* [Directions for this task]
Exactly reproduce each record listed below.

* [Material provided]
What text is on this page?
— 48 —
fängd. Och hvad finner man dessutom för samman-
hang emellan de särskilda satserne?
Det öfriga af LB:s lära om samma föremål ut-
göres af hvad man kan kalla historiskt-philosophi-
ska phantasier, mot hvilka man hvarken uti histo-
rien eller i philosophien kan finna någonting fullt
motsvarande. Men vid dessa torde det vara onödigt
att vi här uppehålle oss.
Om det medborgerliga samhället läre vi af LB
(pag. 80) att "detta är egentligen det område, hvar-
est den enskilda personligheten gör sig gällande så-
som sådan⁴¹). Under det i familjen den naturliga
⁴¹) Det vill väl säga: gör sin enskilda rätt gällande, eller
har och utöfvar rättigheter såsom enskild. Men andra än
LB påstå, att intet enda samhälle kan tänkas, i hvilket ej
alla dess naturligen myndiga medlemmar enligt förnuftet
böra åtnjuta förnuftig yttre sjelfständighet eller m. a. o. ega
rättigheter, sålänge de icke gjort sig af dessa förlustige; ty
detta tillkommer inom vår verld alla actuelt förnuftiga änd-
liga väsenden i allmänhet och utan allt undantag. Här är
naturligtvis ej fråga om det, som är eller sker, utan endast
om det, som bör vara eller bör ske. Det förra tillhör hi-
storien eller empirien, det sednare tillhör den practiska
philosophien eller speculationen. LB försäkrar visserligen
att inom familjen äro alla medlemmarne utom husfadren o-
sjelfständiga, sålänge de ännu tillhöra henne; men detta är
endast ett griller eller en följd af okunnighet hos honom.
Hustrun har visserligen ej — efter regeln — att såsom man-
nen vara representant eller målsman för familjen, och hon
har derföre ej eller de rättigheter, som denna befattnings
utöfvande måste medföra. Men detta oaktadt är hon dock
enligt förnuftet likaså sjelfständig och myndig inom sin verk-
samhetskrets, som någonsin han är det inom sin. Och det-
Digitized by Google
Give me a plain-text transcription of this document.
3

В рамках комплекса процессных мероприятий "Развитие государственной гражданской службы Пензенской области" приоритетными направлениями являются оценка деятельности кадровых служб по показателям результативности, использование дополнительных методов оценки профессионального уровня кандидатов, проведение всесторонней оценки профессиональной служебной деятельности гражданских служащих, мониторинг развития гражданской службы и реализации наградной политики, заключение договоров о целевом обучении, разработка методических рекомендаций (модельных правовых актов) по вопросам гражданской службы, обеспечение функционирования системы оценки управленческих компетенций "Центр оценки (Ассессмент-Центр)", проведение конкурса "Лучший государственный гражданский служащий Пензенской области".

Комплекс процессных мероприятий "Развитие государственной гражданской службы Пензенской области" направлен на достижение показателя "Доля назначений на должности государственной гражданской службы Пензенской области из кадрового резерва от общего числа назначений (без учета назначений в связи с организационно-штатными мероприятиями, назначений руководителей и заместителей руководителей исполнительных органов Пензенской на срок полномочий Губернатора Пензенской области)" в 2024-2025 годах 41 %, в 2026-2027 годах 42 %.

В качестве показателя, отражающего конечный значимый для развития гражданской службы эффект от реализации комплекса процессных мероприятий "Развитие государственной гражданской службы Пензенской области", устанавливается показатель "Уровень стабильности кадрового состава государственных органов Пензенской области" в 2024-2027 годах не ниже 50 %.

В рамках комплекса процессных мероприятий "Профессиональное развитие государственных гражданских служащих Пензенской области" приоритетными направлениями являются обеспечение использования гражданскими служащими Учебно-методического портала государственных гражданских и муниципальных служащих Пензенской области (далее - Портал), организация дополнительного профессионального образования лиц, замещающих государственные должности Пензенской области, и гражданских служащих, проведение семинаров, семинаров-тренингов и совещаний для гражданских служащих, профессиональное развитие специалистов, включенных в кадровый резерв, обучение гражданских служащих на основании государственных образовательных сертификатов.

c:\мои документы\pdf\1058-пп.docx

* [In response]
What text is on this page?
— 48 —
fängd. Och hvad finner man dessutom för samman-
hang emellan de särskilda satserne?
Det öfriga af LB:s lära om samma föremål ut-
göres af hvad man kan kalla historiskt-philosophi-
ska phantasier, mot hvilka man hvarken uti histo-
rien eller i philosophien kan finna någonting fullt
motsvarande. Men vid dessa torde det vara onödigt
att vi här uppehålle oss.
Om det medborgerliga samhället läre vi af LB
(pag. 80) att "detta är egentligen det område, hvar-
est den enskilda personligheten gör sig gällande så-
som sådan⁴¹). Under det i familjen den naturliga
⁴¹) Det vill väl säga: gör sin enskilda rätt gällande, eller
har och utöfvar rättigheter såsom enskild. Men andra än
LB påstå, att intet enda samhälle kan tänkas, i hvilket ej
alla dess naturligen myndiga medlemmar enligt förnuftet
böra åtnjuta förnuftig yttre sjelfständighet eller m. a. o. ega
rättigheter, sålänge de icke gjort sig af dessa förlustige; ty
detta tillkommer inom vår verld alla actuelt förnuftiga änd-
liga väsenden i allmänhet och utan allt undantag. Här är
naturligtvis ej fråga om det, som är eller sker, utan endast
om det, som bör vara eller bör ske. Det förra tillhör hi-
storien eller empirien, det sednare tillhör den practiska
philosophien eller speculationen. LB försäkrar visserligen
att inom familjen äro alla medlemmarne utom husfadren o-
sjelfständiga, sålänge de ännu tillhöra henne; men detta är
endast ett griller eller en följd af okunnighet hos honom.
Hustrun har visserligen ej — efter regeln — att såsom man-
nen vara representant eller målsman för familjen, och hon
har derföre ej eller de rättigheter, som denna befattnings
utöfvande måste medföra. Men detta oaktadt är hon dock
enligt förnuftet likaså sjelfständig och myndig inom sin verk-
samhetskrets, som någonsin han är det inom sin. Och det-
Digitized by Google
Give me a plain-text transcription of this document.
3

В рамках комплекса процессных мероприятий "Развитие государственной гражданской службы Пензенской области" приоритетными направлениями являются оценка деятельности кадровых служб по показателям результативности, использование дополнительных методов оценки профессионального уровня кандидатов, проведение всесторонней оценки профессиональной служебной деятельности гражданских служащих, мониторинг развития гражданской службы и реализации наградной политики, заключение договоров о целевом обучении, разработка методических рекомендаций (модельных правовых актов) по вопросам гражданской службы, обеспечение функционирования системы оценки управленческих компетенций "Центр оценки (Ассессмент-Центр)", проведение конкурса "Лучший государственный гражданский служащий Пензенской области".

Комплекс процессных мероприятий "Развитие государственной гражданской службы Пензенской области" направлен на достижение показателя "Доля назначений на должности государственной гражданской службы Пензенской области из кадрового резерва от общего числа назначений (без учета назначений в связи с организационно-штатными мероприятиями, назначений руководителей и заместителей руководителей исполнительных органов Пензенской на срок полномочий Губернатора Пензенской области)" в 2024-2025 годах 41 %, в 2026-2027 годах 42 %.

В качестве показателя, отражающего конечный значимый для развития гражданской службы эффект от реализации комплекса процессных мероприятий "Развитие государственной гражданской службы Пензенской области", устанавливается показатель "Уровень стабильности кадрового состава государственных органов Пензенской области" в 2024-2027 годах не ниже 50 %.

В рамках комплекса процессных мероприятий "Профессиональное развитие государственных гражданских служащих Пензенской области" приоритетными направлениями являются обеспечение использования гражданскими служащими Учебно-методического портала государственных гражданских и муниципальных служащих Пензенской области (далее - Портал), организация дополнительного профессионального образования лиц, замещающих государственные должности Пензенской области, и гражданских служащих, проведение семинаров, семинаров-тренингов и совещаний для гражданских служащих, профессиональное развитие специалистов, включенных в кадровый резерв, обучение гражданских служащих на основании государственных образовательных сертификатов.

c:\мои документы\pdf\1058-пп.docx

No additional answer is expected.